*EXTRACTED INFORMATION*:
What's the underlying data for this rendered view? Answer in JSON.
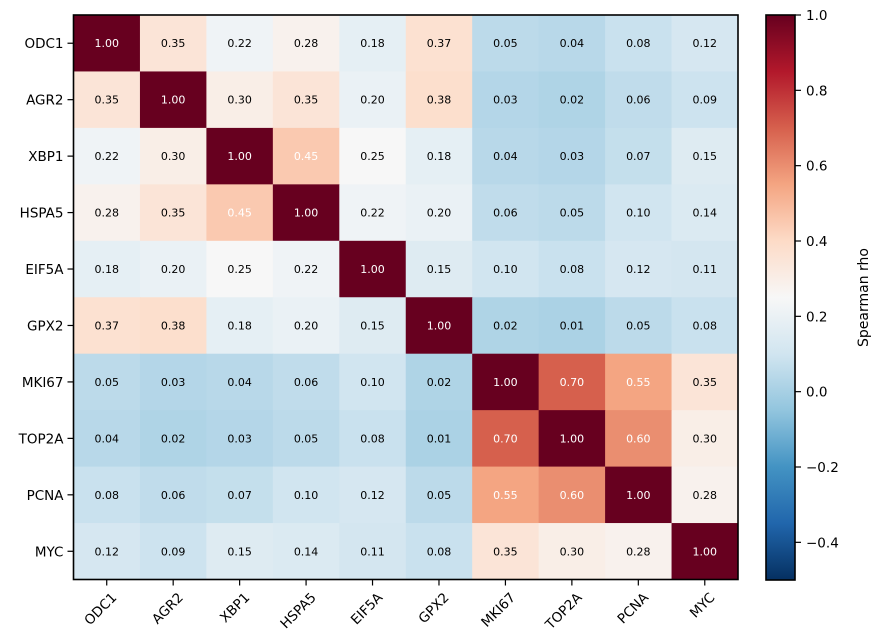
{
  "chart_data": {
    "type": "heatmap",
    "title": "",
    "xlabel": "",
    "ylabel": "",
    "x_labels": [
      "ODC1",
      "AGR2",
      "XBP1",
      "HSPA5",
      "EIF5A",
      "GPX2",
      "MKI67",
      "TOP2A",
      "PCNA",
      "MYC"
    ],
    "y_labels": [
      "ODC1",
      "AGR2",
      "XBP1",
      "HSPA5",
      "EIF5A",
      "GPX2",
      "MKI67",
      "TOP2A",
      "PCNA",
      "MYC"
    ],
    "values": [
      [
        1.0,
        0.35,
        0.22,
        0.28,
        0.18,
        0.37,
        0.05,
        0.04,
        0.08,
        0.12
      ],
      [
        0.35,
        1.0,
        0.3,
        0.35,
        0.2,
        0.38,
        0.03,
        0.02,
        0.06,
        0.09
      ],
      [
        0.22,
        0.3,
        1.0,
        0.45,
        0.25,
        0.18,
        0.04,
        0.03,
        0.07,
        0.15
      ],
      [
        0.28,
        0.35,
        0.45,
        1.0,
        0.22,
        0.2,
        0.06,
        0.05,
        0.1,
        0.14
      ],
      [
        0.18,
        0.2,
        0.25,
        0.22,
        1.0,
        0.15,
        0.1,
        0.08,
        0.12,
        0.11
      ],
      [
        0.37,
        0.38,
        0.18,
        0.2,
        0.15,
        1.0,
        0.02,
        0.01,
        0.05,
        0.08
      ],
      [
        0.05,
        0.03,
        0.04,
        0.06,
        0.1,
        0.02,
        1.0,
        0.7,
        0.55,
        0.35
      ],
      [
        0.04,
        0.02,
        0.03,
        0.05,
        0.08,
        0.01,
        0.7,
        1.0,
        0.6,
        0.3
      ],
      [
        0.08,
        0.06,
        0.07,
        0.1,
        0.12,
        0.05,
        0.55,
        0.6,
        1.0,
        0.28
      ],
      [
        0.12,
        0.09,
        0.15,
        0.14,
        0.11,
        0.08,
        0.35,
        0.3,
        0.28,
        1.0
      ]
    ],
    "annotation_format": "0.00",
    "annotation_text_light_above": 0.4,
    "colormap": "RdBu_r",
    "vmin": -0.5,
    "vmax": 1.0,
    "colorbar": {
      "label": "Spearman rho",
      "ticks": [
        -0.4,
        -0.2,
        0.0,
        0.2,
        0.4,
        0.6,
        0.8,
        1.0
      ],
      "tick_labels": [
        "−0.4",
        "−0.2",
        "0.0",
        "0.2",
        "0.4",
        "0.6",
        "0.8",
        "1.0"
      ],
      "placement": "right"
    },
    "x_tick_rotation_deg": 45,
    "grid": false,
    "colormap_stops": [
      "#053061",
      "#2166ac",
      "#4393c3",
      "#92c5de",
      "#d1e5f0",
      "#f7f7f7",
      "#fddbc7",
      "#f4a582",
      "#d6604d",
      "#b2182b",
      "#67001f"
    ],
    "annotation_colors": {
      "dark": "#000000",
      "light": "#ffffff"
    }
  }
}
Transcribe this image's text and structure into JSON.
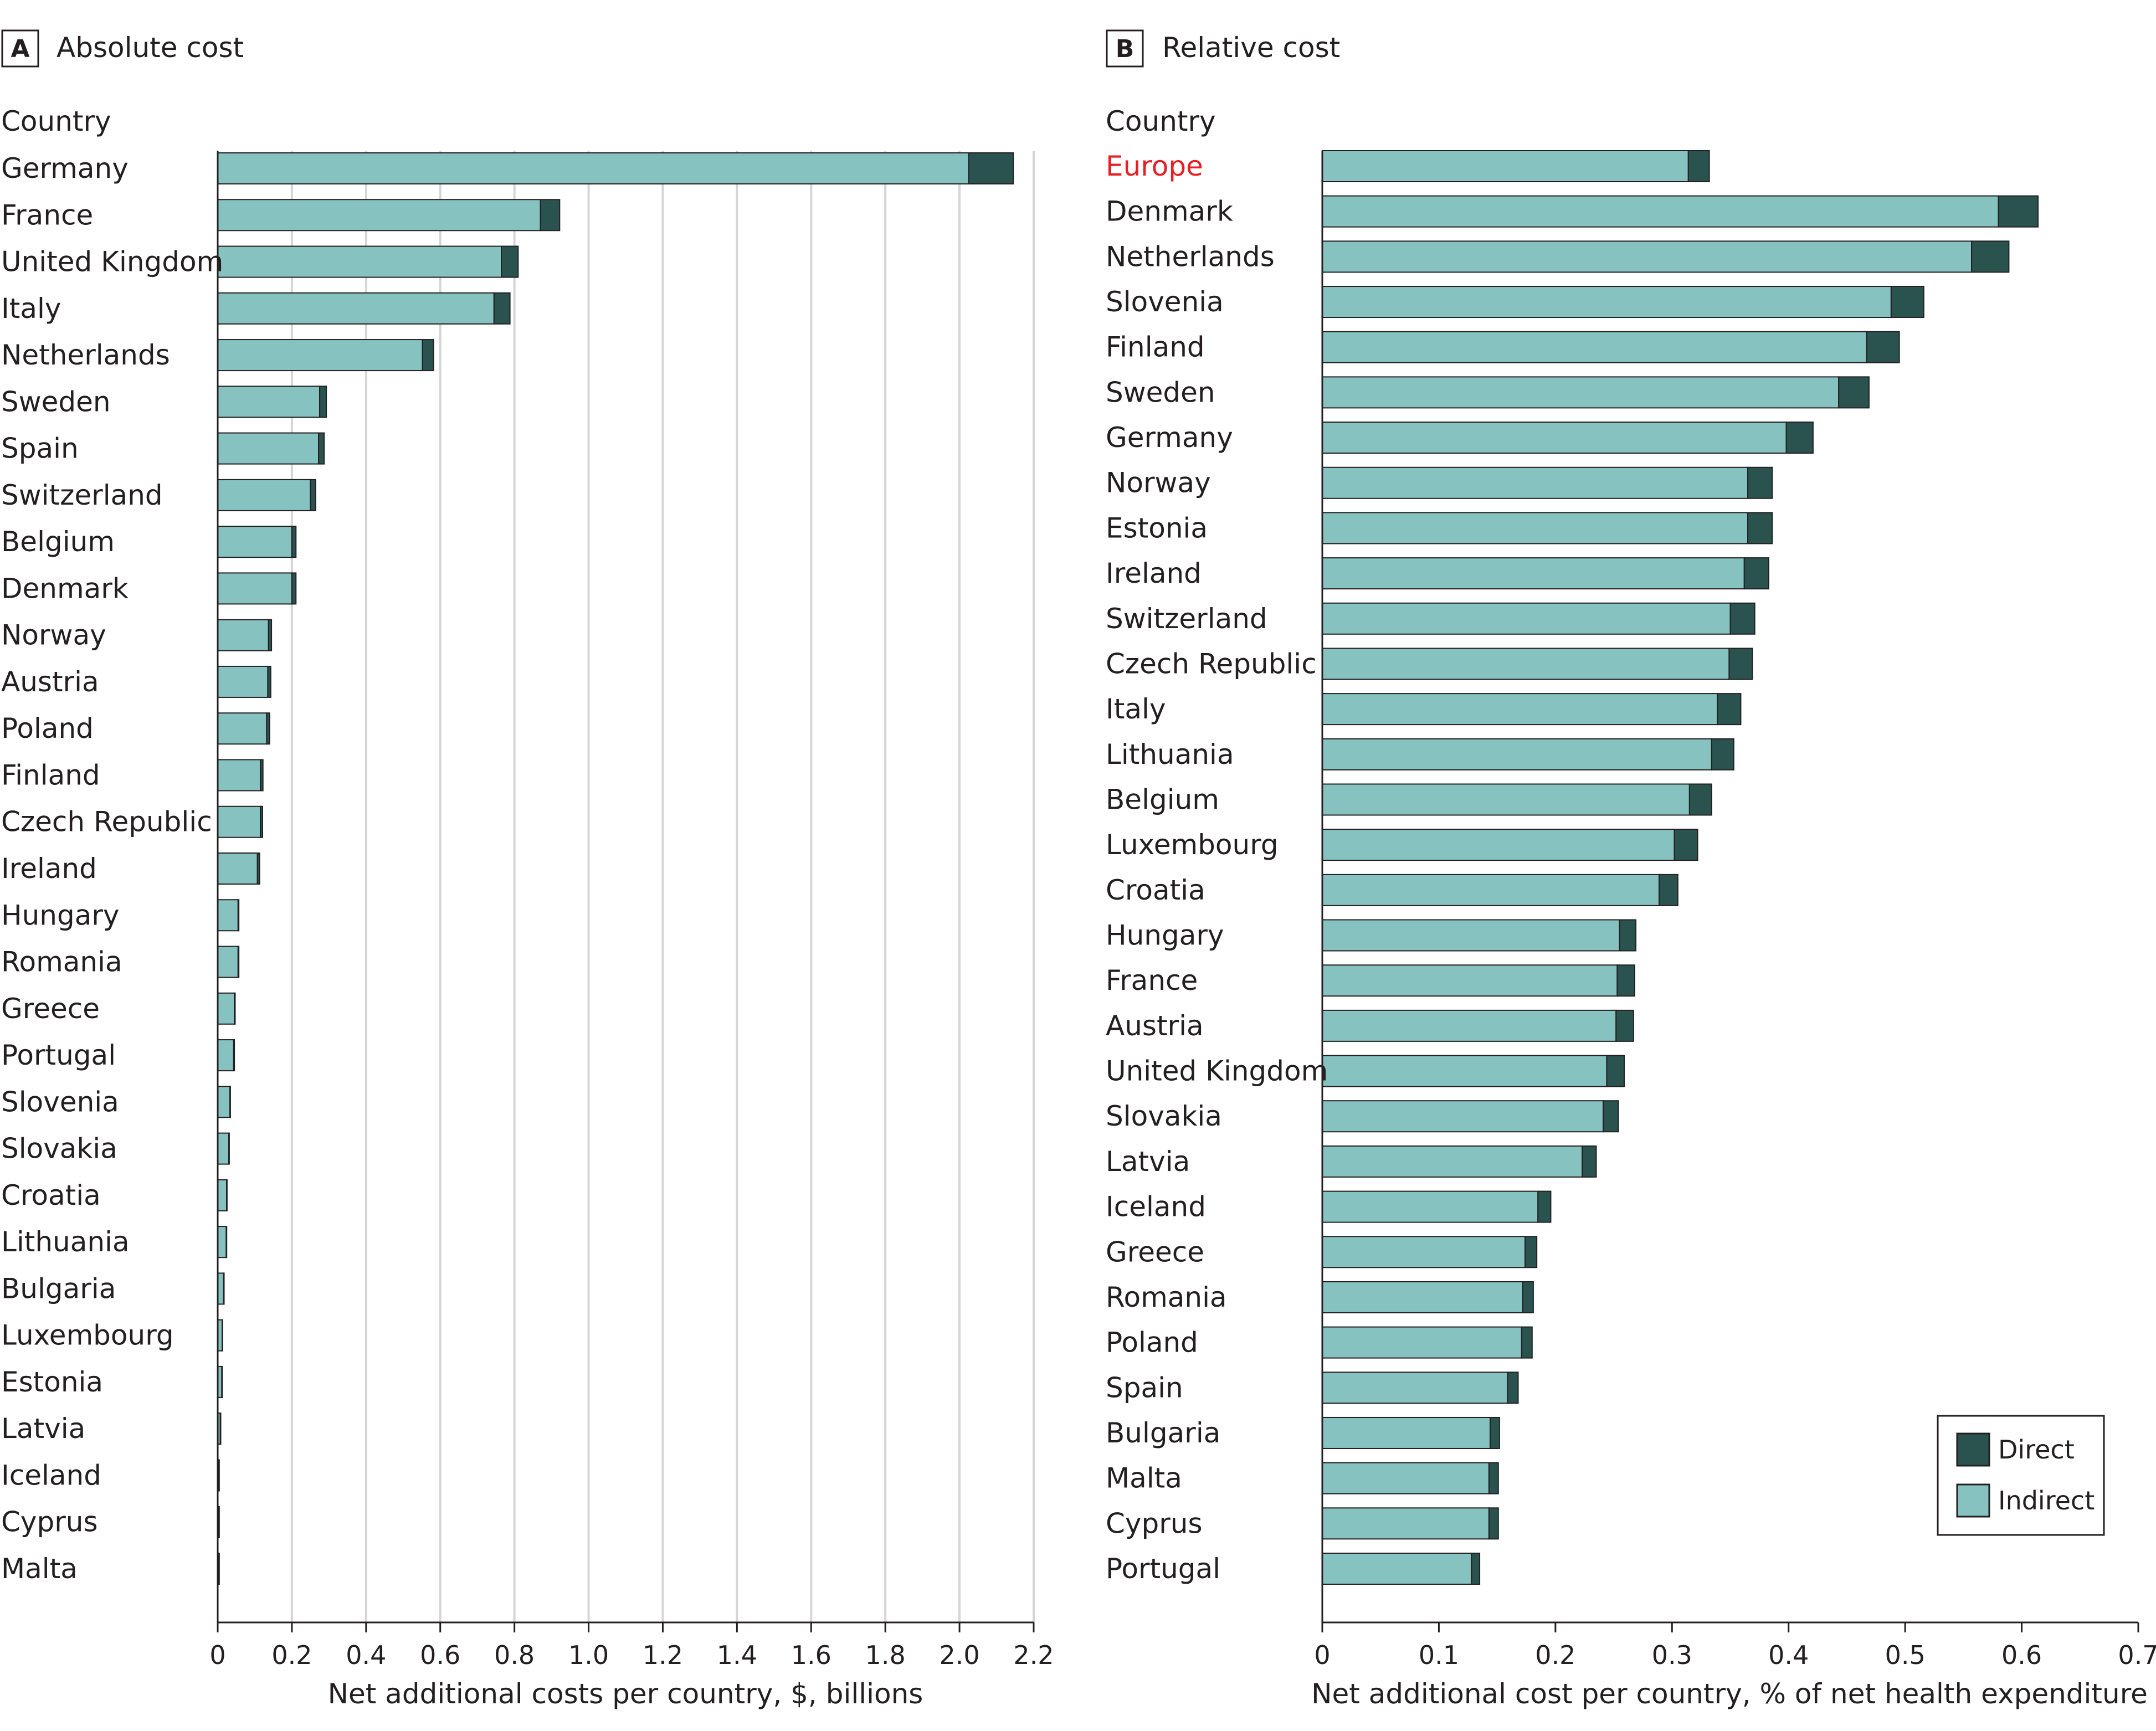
{
  "colors": {
    "direct": "#2a5350",
    "indirect": "#86c2c0",
    "grid": "#d5d5d5",
    "axis": "#231f20",
    "highlight": "#e41f25"
  },
  "legend": {
    "direct_label": "Direct",
    "indirect_label": "Indirect"
  },
  "chart_data": [
    {
      "type": "bar",
      "orientation": "horizontal",
      "stacked": true,
      "panel_letter": "A",
      "title": "Absolute cost",
      "category_header": "Country",
      "xlabel": "Net additional costs per country, $, billions",
      "xlim": [
        0,
        2.2
      ],
      "xticks": [
        0,
        0.2,
        0.4,
        0.6,
        0.8,
        1.0,
        1.2,
        1.4,
        1.6,
        1.8,
        2.0,
        2.2
      ],
      "xtick_labels": [
        "0",
        "0.2",
        "0.4",
        "0.6",
        "0.8",
        "1.0",
        "1.2",
        "1.4",
        "1.6",
        "1.8",
        "2.0",
        "2.2"
      ],
      "grid": true,
      "categories": [
        "Germany",
        "France",
        "United Kingdom",
        "Italy",
        "Netherlands",
        "Sweden",
        "Spain",
        "Switzerland",
        "Belgium",
        "Denmark",
        "Norway",
        "Austria",
        "Poland",
        "Finland",
        "Czech Republic",
        "Ireland",
        "Hungary",
        "Romania",
        "Greece",
        "Portugal",
        "Slovenia",
        "Slovakia",
        "Croatia",
        "Lithuania",
        "Bulgaria",
        "Luxembourg",
        "Estonia",
        "Latvia",
        "Iceland",
        "Cyprus",
        "Malta"
      ],
      "series": [
        {
          "name": "Indirect",
          "values": [
            2.025,
            0.87,
            0.765,
            0.745,
            0.552,
            0.275,
            0.272,
            0.25,
            0.2,
            0.2,
            0.137,
            0.135,
            0.132,
            0.115,
            0.115,
            0.107,
            0.055,
            0.055,
            0.045,
            0.043,
            0.033,
            0.03,
            0.024,
            0.023,
            0.016,
            0.012,
            0.011,
            0.007,
            0.003,
            0.003,
            0.003
          ]
        },
        {
          "name": "Direct",
          "values": [
            0.12,
            0.052,
            0.045,
            0.043,
            0.03,
            0.018,
            0.015,
            0.014,
            0.011,
            0.011,
            0.008,
            0.008,
            0.008,
            0.007,
            0.006,
            0.006,
            0.002,
            0.002,
            0.002,
            0.002,
            0.001,
            0.001,
            0.001,
            0.001,
            0.001,
            0.001,
            0.001,
            0.001,
            0.001,
            0.001,
            0.001
          ]
        }
      ]
    },
    {
      "type": "bar",
      "orientation": "horizontal",
      "stacked": true,
      "panel_letter": "B",
      "title": "Relative cost",
      "category_header": "Country",
      "xlabel": "Net additional cost per country, % of net health expenditure",
      "xlim": [
        0,
        0.7
      ],
      "xticks": [
        0,
        0.1,
        0.2,
        0.3,
        0.4,
        0.5,
        0.6,
        0.7
      ],
      "xtick_labels": [
        "0",
        "0.1",
        "0.2",
        "0.3",
        "0.4",
        "0.5",
        "0.6",
        "0.7"
      ],
      "grid": false,
      "highlighted_category": "Europe",
      "legend_position": "bottom-right",
      "categories": [
        "Europe",
        "Denmark",
        "Netherlands",
        "Slovenia",
        "Finland",
        "Sweden",
        "Germany",
        "Norway",
        "Estonia",
        "Ireland",
        "Switzerland",
        "Czech Republic",
        "Italy",
        "Lithuania",
        "Belgium",
        "Luxembourg",
        "Croatia",
        "Hungary",
        "France",
        "Austria",
        "United Kingdom",
        "Slovakia",
        "Latvia",
        "Iceland",
        "Greece",
        "Romania",
        "Poland",
        "Spain",
        "Bulgaria",
        "Malta",
        "Cyprus",
        "Portugal"
      ],
      "series": [
        {
          "name": "Indirect",
          "values": [
            0.314,
            0.58,
            0.557,
            0.488,
            0.467,
            0.443,
            0.398,
            0.365,
            0.365,
            0.362,
            0.35,
            0.349,
            0.339,
            0.334,
            0.315,
            0.302,
            0.289,
            0.255,
            0.253,
            0.252,
            0.244,
            0.241,
            0.223,
            0.185,
            0.174,
            0.172,
            0.171,
            0.159,
            0.144,
            0.143,
            0.143,
            0.128
          ]
        },
        {
          "name": "Direct",
          "values": [
            0.018,
            0.034,
            0.032,
            0.028,
            0.028,
            0.026,
            0.023,
            0.021,
            0.021,
            0.021,
            0.021,
            0.02,
            0.02,
            0.019,
            0.019,
            0.02,
            0.016,
            0.014,
            0.015,
            0.015,
            0.015,
            0.013,
            0.012,
            0.011,
            0.01,
            0.009,
            0.009,
            0.009,
            0.008,
            0.008,
            0.008,
            0.007
          ]
        }
      ]
    }
  ]
}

*DO THIS*:
Every entry should be returned exactly as written, minus the pictures.

*SOLUTION FOR THIS EXERCISE*:
What's the underlying data for this rendered view? Answer in JSON.
{
  "chart_data": {
    "type": "heatmap",
    "title": "",
    "xlabel": "",
    "ylabel": "",
    "x_labels": [
      "ODC1",
      "AGR2",
      "XBP1",
      "HSPA5",
      "EIF5A",
      "GPX2",
      "MKI67",
      "TOP2A",
      "PCNA",
      "MYC"
    ],
    "y_labels": [
      "ODC1",
      "AGR2",
      "XBP1",
      "HSPA5",
      "EIF5A",
      "GPX2",
      "MKI67",
      "TOP2A",
      "PCNA",
      "MYC"
    ],
    "values": [
      [
        1.0,
        0.35,
        0.22,
        0.28,
        0.18,
        0.37,
        0.05,
        0.04,
        0.08,
        0.12
      ],
      [
        0.35,
        1.0,
        0.3,
        0.35,
        0.2,
        0.38,
        0.03,
        0.02,
        0.06,
        0.09
      ],
      [
        0.22,
        0.3,
        1.0,
        0.45,
        0.25,
        0.18,
        0.04,
        0.03,
        0.07,
        0.15
      ],
      [
        0.28,
        0.35,
        0.45,
        1.0,
        0.22,
        0.2,
        0.06,
        0.05,
        0.1,
        0.14
      ],
      [
        0.18,
        0.2,
        0.25,
        0.22,
        1.0,
        0.15,
        0.1,
        0.08,
        0.12,
        0.11
      ],
      [
        0.37,
        0.38,
        0.18,
        0.2,
        0.15,
        1.0,
        0.02,
        0.01,
        0.05,
        0.08
      ],
      [
        0.05,
        0.03,
        0.04,
        0.06,
        0.1,
        0.02,
        1.0,
        0.7,
        0.55,
        0.35
      ],
      [
        0.04,
        0.02,
        0.03,
        0.05,
        0.08,
        0.01,
        0.7,
        1.0,
        0.6,
        0.3
      ],
      [
        0.08,
        0.06,
        0.07,
        0.1,
        0.12,
        0.05,
        0.55,
        0.6,
        1.0,
        0.28
      ],
      [
        0.12,
        0.09,
        0.15,
        0.14,
        0.11,
        0.08,
        0.35,
        0.3,
        0.28,
        1.0
      ]
    ],
    "annotation_format": "0.00",
    "annotation_text_light_above": 0.4,
    "colormap": "RdBu_r",
    "vmin": -0.5,
    "vmax": 1.0,
    "colorbar": {
      "label": "Spearman rho",
      "ticks": [
        -0.4,
        -0.2,
        0.0,
        0.2,
        0.4,
        0.6,
        0.8,
        1.0
      ],
      "tick_labels": [
        "−0.4",
        "−0.2",
        "0.0",
        "0.2",
        "0.4",
        "0.6",
        "0.8",
        "1.0"
      ],
      "placement": "right"
    },
    "x_tick_rotation_deg": 45,
    "grid": false,
    "colormap_stops": [
      "#053061",
      "#2166ac",
      "#4393c3",
      "#92c5de",
      "#d1e5f0",
      "#f7f7f7",
      "#fddbc7",
      "#f4a582",
      "#d6604d",
      "#b2182b",
      "#67001f"
    ],
    "annotation_colors": {
      "dark": "#000000",
      "light": "#ffffff"
    }
  }
}
Transcribe this image's text and structure into JSON.
{
  "colors": {
    "direct": "#2a5350",
    "indirect": "#86c2c0",
    "grid": "#d5d5d5",
    "axis": "#231f20",
    "highlight": "#e41f25"
  },
  "legend": {
    "direct_label": "Direct",
    "indirect_label": "Indirect"
  },
  "chart_data": [
    {
      "type": "bar",
      "orientation": "horizontal",
      "stacked": true,
      "panel_letter": "A",
      "title": "Absolute cost",
      "category_header": "Country",
      "xlabel": "Net additional costs per country, $, billions",
      "xlim": [
        0,
        2.2
      ],
      "xticks": [
        0,
        0.2,
        0.4,
        0.6,
        0.8,
        1.0,
        1.2,
        1.4,
        1.6,
        1.8,
        2.0,
        2.2
      ],
      "xtick_labels": [
        "0",
        "0.2",
        "0.4",
        "0.6",
        "0.8",
        "1.0",
        "1.2",
        "1.4",
        "1.6",
        "1.8",
        "2.0",
        "2.2"
      ],
      "grid": true,
      "categories": [
        "Germany",
        "France",
        "United Kingdom",
        "Italy",
        "Netherlands",
        "Sweden",
        "Spain",
        "Switzerland",
        "Belgium",
        "Denmark",
        "Norway",
        "Austria",
        "Poland",
        "Finland",
        "Czech Republic",
        "Ireland",
        "Hungary",
        "Romania",
        "Greece",
        "Portugal",
        "Slovenia",
        "Slovakia",
        "Croatia",
        "Lithuania",
        "Bulgaria",
        "Luxembourg",
        "Estonia",
        "Latvia",
        "Iceland",
        "Cyprus",
        "Malta"
      ],
      "series": [
        {
          "name": "Indirect",
          "values": [
            2.025,
            0.87,
            0.765,
            0.745,
            0.552,
            0.275,
            0.272,
            0.25,
            0.2,
            0.2,
            0.137,
            0.135,
            0.132,
            0.115,
            0.115,
            0.107,
            0.055,
            0.055,
            0.045,
            0.043,
            0.033,
            0.03,
            0.024,
            0.023,
            0.016,
            0.012,
            0.011,
            0.007,
            0.003,
            0.003,
            0.003
          ]
        },
        {
          "name": "Direct",
          "values": [
            0.12,
            0.052,
            0.045,
            0.043,
            0.03,
            0.018,
            0.015,
            0.014,
            0.011,
            0.011,
            0.008,
            0.008,
            0.008,
            0.007,
            0.006,
            0.006,
            0.002,
            0.002,
            0.002,
            0.002,
            0.001,
            0.001,
            0.001,
            0.001,
            0.001,
            0.001,
            0.001,
            0.001,
            0.001,
            0.001,
            0.001
          ]
        }
      ]
    },
    {
      "type": "bar",
      "orientation": "horizontal",
      "stacked": true,
      "panel_letter": "B",
      "title": "Relative cost",
      "category_header": "Country",
      "xlabel": "Net additional cost per country, % of net health expenditure",
      "xlim": [
        0,
        0.7
      ],
      "xticks": [
        0,
        0.1,
        0.2,
        0.3,
        0.4,
        0.5,
        0.6,
        0.7
      ],
      "xtick_labels": [
        "0",
        "0.1",
        "0.2",
        "0.3",
        "0.4",
        "0.5",
        "0.6",
        "0.7"
      ],
      "grid": false,
      "highlighted_category": "Europe",
      "legend_position": "bottom-right",
      "categories": [
        "Europe",
        "Denmark",
        "Netherlands",
        "Slovenia",
        "Finland",
        "Sweden",
        "Germany",
        "Norway",
        "Estonia",
        "Ireland",
        "Switzerland",
        "Czech Republic",
        "Italy",
        "Lithuania",
        "Belgium",
        "Luxembourg",
        "Croatia",
        "Hungary",
        "France",
        "Austria",
        "United Kingdom",
        "Slovakia",
        "Latvia",
        "Iceland",
        "Greece",
        "Romania",
        "Poland",
        "Spain",
        "Bulgaria",
        "Malta",
        "Cyprus",
        "Portugal"
      ],
      "series": [
        {
          "name": "Indirect",
          "values": [
            0.314,
            0.58,
            0.557,
            0.488,
            0.467,
            0.443,
            0.398,
            0.365,
            0.365,
            0.362,
            0.35,
            0.349,
            0.339,
            0.334,
            0.315,
            0.302,
            0.289,
            0.255,
            0.253,
            0.252,
            0.244,
            0.241,
            0.223,
            0.185,
            0.174,
            0.172,
            0.171,
            0.159,
            0.144,
            0.143,
            0.143,
            0.128
          ]
        },
        {
          "name": "Direct",
          "values": [
            0.018,
            0.034,
            0.032,
            0.028,
            0.028,
            0.026,
            0.023,
            0.021,
            0.021,
            0.021,
            0.021,
            0.02,
            0.02,
            0.019,
            0.019,
            0.02,
            0.016,
            0.014,
            0.015,
            0.015,
            0.015,
            0.013,
            0.012,
            0.011,
            0.01,
            0.009,
            0.009,
            0.009,
            0.008,
            0.008,
            0.008,
            0.007
          ]
        }
      ]
    }
  ]
}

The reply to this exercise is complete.